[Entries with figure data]
----------
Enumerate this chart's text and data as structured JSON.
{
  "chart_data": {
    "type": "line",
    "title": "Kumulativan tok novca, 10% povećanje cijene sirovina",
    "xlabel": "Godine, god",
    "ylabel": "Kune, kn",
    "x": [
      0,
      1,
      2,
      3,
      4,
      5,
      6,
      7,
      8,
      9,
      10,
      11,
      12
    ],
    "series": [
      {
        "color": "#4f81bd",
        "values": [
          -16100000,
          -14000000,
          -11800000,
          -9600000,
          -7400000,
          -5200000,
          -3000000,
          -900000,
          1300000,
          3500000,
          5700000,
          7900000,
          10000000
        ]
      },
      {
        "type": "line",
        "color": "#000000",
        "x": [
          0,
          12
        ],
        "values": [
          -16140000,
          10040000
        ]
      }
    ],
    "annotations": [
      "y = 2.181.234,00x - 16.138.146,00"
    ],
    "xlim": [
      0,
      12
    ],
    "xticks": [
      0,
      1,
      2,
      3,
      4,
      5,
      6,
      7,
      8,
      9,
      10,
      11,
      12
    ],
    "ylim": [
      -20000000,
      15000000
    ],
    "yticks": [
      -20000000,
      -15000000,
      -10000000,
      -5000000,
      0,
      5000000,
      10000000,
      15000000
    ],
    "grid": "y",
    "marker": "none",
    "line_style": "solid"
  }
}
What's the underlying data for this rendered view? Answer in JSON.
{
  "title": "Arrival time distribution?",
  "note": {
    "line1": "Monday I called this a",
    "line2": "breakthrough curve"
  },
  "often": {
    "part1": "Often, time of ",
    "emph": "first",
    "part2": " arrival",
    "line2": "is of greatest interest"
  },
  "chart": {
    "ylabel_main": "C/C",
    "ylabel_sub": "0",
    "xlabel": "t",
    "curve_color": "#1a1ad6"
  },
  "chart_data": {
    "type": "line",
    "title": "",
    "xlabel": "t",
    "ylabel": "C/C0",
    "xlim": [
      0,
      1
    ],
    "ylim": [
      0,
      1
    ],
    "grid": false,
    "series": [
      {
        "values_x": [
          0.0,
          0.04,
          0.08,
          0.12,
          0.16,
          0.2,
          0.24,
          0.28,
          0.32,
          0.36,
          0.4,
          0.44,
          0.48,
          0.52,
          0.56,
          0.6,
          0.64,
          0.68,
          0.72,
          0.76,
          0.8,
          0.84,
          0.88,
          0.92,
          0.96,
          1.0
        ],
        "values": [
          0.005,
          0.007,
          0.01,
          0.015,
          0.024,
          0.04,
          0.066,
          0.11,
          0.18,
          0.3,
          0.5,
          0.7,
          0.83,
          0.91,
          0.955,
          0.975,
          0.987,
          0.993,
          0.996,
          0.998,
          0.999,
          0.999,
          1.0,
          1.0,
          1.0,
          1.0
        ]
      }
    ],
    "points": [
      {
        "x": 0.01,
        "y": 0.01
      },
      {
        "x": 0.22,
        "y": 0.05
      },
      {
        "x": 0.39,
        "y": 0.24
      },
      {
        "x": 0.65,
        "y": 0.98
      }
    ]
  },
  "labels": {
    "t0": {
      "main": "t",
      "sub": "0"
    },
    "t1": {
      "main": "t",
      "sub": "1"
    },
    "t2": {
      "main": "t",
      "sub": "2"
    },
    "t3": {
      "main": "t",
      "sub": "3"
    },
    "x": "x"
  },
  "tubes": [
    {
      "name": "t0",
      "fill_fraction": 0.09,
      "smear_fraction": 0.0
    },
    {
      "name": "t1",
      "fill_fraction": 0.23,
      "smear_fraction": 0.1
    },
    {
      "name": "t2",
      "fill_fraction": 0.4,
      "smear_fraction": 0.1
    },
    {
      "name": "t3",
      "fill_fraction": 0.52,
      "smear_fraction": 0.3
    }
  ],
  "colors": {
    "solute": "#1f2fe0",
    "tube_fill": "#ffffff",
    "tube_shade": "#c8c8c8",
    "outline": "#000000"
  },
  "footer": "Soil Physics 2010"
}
----------
WHAT IS ASKED:
Emit the full listing verbatim.

TASK RESPONSE:
Enumerate this chart's text and data as structured JSON.
{
  "chart_data": {
    "type": "line",
    "title": "Kumulativan tok novca, 10% povećanje cijene sirovina",
    "xlabel": "Godine, god",
    "ylabel": "Kune, kn",
    "x": [
      0,
      1,
      2,
      3,
      4,
      5,
      6,
      7,
      8,
      9,
      10,
      11,
      12
    ],
    "series": [
      {
        "color": "#4f81bd",
        "values": [
          -16100000,
          -14000000,
          -11800000,
          -9600000,
          -7400000,
          -5200000,
          -3000000,
          -900000,
          1300000,
          3500000,
          5700000,
          7900000,
          10000000
        ]
      },
      {
        "type": "line",
        "color": "#000000",
        "x": [
          0,
          12
        ],
        "values": [
          -16140000,
          10040000
        ]
      }
    ],
    "annotations": [
      "y = 2.181.234,00x - 16.138.146,00"
    ],
    "xlim": [
      0,
      12
    ],
    "xticks": [
      0,
      1,
      2,
      3,
      4,
      5,
      6,
      7,
      8,
      9,
      10,
      11,
      12
    ],
    "ylim": [
      -20000000,
      15000000
    ],
    "yticks": [
      -20000000,
      -15000000,
      -10000000,
      -5000000,
      0,
      5000000,
      10000000,
      15000000
    ],
    "grid": "y",
    "marker": "none",
    "line_style": "solid"
  }
}
What's the underlying data for this rendered view? Answer in JSON.
{
  "title": "Arrival time distribution?",
  "note": {
    "line1": "Monday I called this a",
    "line2": "breakthrough curve"
  },
  "often": {
    "part1": "Often, time of ",
    "emph": "first",
    "part2": " arrival",
    "line2": "is of greatest interest"
  },
  "chart": {
    "ylabel_main": "C/C",
    "ylabel_sub": "0",
    "xlabel": "t",
    "curve_color": "#1a1ad6"
  },
  "chart_data": {
    "type": "line",
    "title": "",
    "xlabel": "t",
    "ylabel": "C/C0",
    "xlim": [
      0,
      1
    ],
    "ylim": [
      0,
      1
    ],
    "grid": false,
    "series": [
      {
        "values_x": [
          0.0,
          0.04,
          0.08,
          0.12,
          0.16,
          0.2,
          0.24,
          0.28,
          0.32,
          0.36,
          0.4,
          0.44,
          0.48,
          0.52,
          0.56,
          0.6,
          0.64,
          0.68,
          0.72,
          0.76,
          0.8,
          0.84,
          0.88,
          0.92,
          0.96,
          1.0
        ],
        "values": [
          0.005,
          0.007,
          0.01,
          0.015,
          0.024,
          0.04,
          0.066,
          0.11,
          0.18,
          0.3,
          0.5,
          0.7,
          0.83,
          0.91,
          0.955,
          0.975,
          0.987,
          0.993,
          0.996,
          0.998,
          0.999,
          0.999,
          1.0,
          1.0,
          1.0,
          1.0
        ]
      }
    ],
    "points": [
      {
        "x": 0.01,
        "y": 0.01
      },
      {
        "x": 0.22,
        "y": 0.05
      },
      {
        "x": 0.39,
        "y": 0.24
      },
      {
        "x": 0.65,
        "y": 0.98
      }
    ]
  },
  "labels": {
    "t0": {
      "main": "t",
      "sub": "0"
    },
    "t1": {
      "main": "t",
      "sub": "1"
    },
    "t2": {
      "main": "t",
      "sub": "2"
    },
    "t3": {
      "main": "t",
      "sub": "3"
    },
    "x": "x"
  },
  "tubes": [
    {
      "name": "t0",
      "fill_fraction": 0.09,
      "smear_fraction": 0.0
    },
    {
      "name": "t1",
      "fill_fraction": 0.23,
      "smear_fraction": 0.1
    },
    {
      "name": "t2",
      "fill_fraction": 0.4,
      "smear_fraction": 0.1
    },
    {
      "name": "t3",
      "fill_fraction": 0.52,
      "smear_fraction": 0.3
    }
  ],
  "colors": {
    "solute": "#1f2fe0",
    "tube_fill": "#ffffff",
    "tube_shade": "#c8c8c8",
    "outline": "#000000"
  },
  "footer": "Soil Physics 2010"
}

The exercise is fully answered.